*Problem requirements:* List each line of the data that holds the word "from".

*Input:*
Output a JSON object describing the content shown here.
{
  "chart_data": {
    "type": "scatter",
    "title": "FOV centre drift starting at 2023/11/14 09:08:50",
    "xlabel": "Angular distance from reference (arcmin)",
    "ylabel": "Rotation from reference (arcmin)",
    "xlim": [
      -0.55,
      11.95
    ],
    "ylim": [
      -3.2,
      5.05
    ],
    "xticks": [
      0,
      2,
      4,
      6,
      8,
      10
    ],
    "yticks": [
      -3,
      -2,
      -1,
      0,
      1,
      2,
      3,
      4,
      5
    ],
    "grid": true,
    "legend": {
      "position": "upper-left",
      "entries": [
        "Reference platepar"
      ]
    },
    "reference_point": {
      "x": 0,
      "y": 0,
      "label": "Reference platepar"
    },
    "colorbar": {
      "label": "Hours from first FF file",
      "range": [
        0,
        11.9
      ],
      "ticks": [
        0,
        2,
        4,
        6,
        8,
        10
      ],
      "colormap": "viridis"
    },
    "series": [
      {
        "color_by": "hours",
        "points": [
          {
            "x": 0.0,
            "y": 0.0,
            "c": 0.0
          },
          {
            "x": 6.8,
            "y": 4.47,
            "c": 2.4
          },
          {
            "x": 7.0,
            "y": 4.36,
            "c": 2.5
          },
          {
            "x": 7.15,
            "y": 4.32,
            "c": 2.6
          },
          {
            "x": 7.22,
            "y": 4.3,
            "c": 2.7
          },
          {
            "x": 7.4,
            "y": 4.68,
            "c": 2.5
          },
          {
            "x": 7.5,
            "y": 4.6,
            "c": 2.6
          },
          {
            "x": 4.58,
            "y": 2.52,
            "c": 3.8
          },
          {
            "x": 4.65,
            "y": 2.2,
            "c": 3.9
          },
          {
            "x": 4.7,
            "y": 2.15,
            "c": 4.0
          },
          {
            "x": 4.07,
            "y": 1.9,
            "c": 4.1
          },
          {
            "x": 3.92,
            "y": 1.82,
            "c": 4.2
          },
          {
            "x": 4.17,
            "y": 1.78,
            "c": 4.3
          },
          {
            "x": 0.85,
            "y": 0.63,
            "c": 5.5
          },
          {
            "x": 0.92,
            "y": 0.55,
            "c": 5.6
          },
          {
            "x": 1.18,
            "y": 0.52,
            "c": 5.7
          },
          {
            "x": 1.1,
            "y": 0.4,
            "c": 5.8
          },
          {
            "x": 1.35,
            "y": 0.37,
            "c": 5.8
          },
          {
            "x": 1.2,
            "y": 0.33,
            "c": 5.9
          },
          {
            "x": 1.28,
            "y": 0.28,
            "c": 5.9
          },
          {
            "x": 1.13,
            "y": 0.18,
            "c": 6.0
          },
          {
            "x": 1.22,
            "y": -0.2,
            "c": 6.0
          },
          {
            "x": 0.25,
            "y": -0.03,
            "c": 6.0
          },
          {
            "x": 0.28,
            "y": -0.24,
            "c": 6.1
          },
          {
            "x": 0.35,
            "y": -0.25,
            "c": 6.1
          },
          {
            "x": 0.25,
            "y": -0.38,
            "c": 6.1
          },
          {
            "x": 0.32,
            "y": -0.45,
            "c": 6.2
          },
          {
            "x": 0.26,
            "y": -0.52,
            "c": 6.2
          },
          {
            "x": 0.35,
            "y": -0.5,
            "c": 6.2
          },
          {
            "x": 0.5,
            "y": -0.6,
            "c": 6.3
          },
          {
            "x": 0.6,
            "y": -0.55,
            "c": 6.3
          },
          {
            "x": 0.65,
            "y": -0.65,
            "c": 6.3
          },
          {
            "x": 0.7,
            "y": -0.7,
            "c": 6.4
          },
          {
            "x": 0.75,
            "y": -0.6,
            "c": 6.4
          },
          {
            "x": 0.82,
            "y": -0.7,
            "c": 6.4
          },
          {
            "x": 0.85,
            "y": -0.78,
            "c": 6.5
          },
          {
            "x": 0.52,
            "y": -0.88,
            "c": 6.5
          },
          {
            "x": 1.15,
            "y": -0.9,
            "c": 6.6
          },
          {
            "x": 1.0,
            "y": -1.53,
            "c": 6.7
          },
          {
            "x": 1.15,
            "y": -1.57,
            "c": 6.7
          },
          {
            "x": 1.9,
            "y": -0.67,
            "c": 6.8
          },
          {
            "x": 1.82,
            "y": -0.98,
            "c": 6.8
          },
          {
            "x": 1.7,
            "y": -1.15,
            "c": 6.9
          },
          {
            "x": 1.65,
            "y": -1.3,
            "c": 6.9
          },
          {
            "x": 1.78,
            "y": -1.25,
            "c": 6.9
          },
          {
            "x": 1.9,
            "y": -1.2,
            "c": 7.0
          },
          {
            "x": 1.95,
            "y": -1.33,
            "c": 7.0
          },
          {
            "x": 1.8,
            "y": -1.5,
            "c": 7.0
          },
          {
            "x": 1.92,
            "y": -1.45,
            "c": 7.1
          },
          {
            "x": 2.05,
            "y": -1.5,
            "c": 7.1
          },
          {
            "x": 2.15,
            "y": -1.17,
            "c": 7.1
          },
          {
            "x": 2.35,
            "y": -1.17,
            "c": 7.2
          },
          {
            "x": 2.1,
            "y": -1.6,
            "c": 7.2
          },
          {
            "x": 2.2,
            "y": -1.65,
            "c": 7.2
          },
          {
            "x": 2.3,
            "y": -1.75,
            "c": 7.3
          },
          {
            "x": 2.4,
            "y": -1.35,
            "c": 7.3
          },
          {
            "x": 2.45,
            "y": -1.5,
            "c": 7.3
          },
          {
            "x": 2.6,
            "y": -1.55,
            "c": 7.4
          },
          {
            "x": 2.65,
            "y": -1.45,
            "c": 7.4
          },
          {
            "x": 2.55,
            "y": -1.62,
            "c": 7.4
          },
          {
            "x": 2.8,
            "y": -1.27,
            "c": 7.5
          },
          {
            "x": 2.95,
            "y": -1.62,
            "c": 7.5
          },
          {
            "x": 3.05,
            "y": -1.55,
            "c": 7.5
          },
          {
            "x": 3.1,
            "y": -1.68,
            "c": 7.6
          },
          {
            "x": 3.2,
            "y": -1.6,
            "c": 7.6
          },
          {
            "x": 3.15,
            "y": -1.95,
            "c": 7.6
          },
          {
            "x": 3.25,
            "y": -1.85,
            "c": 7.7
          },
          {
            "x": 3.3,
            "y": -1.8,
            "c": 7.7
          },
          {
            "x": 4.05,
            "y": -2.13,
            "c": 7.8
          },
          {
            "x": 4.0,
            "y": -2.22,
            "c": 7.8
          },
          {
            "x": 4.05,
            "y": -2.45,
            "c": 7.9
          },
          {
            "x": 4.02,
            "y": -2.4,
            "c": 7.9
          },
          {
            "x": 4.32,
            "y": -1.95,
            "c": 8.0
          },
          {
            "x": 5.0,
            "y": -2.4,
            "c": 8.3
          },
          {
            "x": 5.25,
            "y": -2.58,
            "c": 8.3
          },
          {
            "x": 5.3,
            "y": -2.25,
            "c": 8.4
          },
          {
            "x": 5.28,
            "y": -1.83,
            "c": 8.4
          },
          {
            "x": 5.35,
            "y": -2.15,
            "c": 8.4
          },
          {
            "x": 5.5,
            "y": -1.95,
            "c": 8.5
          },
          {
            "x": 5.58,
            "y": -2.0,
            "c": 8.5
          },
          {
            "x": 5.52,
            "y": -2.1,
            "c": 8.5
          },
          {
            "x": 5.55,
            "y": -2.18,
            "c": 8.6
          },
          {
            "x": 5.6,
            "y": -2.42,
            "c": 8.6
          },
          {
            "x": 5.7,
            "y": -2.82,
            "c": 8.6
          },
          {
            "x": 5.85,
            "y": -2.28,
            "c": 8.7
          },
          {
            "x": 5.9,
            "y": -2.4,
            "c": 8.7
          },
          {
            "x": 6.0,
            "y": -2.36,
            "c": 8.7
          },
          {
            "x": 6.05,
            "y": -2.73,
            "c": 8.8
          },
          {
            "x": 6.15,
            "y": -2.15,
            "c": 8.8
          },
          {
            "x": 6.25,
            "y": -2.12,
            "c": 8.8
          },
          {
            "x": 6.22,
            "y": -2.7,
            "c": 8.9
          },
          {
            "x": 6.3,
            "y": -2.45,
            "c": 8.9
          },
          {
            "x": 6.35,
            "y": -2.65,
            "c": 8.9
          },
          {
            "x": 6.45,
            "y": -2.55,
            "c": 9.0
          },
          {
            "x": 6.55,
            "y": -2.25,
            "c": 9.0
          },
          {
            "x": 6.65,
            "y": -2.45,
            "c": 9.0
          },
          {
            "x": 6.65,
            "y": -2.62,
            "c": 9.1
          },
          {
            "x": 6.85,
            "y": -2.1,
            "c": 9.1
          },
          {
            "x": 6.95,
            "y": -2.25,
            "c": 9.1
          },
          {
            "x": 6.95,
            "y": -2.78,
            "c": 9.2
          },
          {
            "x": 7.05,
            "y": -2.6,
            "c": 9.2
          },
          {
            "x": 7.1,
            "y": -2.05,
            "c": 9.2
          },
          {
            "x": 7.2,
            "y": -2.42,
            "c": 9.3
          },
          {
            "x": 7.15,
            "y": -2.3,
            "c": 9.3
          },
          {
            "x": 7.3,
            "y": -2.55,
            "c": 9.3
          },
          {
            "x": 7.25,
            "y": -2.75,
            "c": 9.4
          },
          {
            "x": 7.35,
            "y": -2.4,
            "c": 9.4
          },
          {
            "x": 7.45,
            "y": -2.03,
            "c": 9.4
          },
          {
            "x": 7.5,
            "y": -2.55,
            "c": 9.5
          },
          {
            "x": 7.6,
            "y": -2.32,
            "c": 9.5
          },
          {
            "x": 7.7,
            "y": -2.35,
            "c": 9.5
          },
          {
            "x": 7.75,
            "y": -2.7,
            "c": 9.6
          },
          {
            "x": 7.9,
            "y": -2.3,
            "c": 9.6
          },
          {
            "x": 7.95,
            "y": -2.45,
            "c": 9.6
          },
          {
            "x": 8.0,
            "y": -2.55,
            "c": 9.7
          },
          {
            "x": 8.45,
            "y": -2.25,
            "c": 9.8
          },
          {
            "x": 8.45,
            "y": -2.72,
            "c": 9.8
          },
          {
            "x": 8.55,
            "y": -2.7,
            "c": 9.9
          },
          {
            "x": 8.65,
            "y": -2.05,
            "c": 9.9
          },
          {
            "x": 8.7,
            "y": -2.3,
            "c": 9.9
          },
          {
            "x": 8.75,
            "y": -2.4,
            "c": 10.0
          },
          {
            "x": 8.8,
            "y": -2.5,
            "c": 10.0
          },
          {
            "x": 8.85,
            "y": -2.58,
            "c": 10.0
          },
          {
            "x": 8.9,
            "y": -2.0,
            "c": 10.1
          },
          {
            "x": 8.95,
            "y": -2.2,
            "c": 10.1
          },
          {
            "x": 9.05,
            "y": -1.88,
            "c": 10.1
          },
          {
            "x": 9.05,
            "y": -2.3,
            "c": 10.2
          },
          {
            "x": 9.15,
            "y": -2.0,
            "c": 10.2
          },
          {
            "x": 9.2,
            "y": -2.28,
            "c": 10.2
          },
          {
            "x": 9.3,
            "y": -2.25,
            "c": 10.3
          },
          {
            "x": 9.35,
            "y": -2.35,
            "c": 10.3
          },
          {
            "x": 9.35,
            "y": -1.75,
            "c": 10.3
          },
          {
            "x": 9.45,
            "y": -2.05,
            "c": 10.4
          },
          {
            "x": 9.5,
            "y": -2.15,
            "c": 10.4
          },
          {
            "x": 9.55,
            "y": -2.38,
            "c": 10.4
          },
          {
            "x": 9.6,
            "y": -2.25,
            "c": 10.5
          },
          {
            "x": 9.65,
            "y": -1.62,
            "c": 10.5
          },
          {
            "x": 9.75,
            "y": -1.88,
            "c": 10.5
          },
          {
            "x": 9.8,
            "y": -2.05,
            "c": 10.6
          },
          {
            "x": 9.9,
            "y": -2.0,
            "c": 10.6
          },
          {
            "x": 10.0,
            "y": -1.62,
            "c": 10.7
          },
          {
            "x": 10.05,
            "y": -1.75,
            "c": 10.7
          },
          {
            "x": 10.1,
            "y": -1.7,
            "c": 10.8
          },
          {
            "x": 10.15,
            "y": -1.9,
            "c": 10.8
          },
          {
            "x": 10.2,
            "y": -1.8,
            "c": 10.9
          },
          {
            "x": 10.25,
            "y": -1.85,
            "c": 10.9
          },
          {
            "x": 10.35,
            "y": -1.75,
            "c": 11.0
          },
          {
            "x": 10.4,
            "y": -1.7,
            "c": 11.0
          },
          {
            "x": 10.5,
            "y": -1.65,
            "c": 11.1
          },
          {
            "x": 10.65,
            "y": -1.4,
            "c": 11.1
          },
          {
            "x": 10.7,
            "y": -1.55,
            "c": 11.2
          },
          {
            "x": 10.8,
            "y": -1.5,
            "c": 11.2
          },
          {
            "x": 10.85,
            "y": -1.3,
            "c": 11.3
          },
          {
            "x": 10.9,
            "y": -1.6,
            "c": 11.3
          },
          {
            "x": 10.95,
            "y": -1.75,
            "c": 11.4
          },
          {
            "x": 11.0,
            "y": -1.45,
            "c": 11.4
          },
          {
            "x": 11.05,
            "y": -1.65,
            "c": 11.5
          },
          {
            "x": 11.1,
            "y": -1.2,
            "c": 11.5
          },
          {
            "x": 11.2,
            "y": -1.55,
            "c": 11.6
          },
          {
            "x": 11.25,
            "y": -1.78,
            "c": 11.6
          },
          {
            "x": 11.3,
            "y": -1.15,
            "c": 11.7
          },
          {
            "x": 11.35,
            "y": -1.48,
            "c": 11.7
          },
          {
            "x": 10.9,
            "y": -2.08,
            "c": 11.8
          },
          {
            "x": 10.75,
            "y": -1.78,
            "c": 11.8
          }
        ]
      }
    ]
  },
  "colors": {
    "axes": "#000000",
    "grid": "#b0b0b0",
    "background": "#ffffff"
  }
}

*Answer to the exercise:*
    "xlabel": "Angular distance from reference (arcmin)",
    "ylabel": "Rotation from reference (arcmin)",
      "label": "Hours from first FF file",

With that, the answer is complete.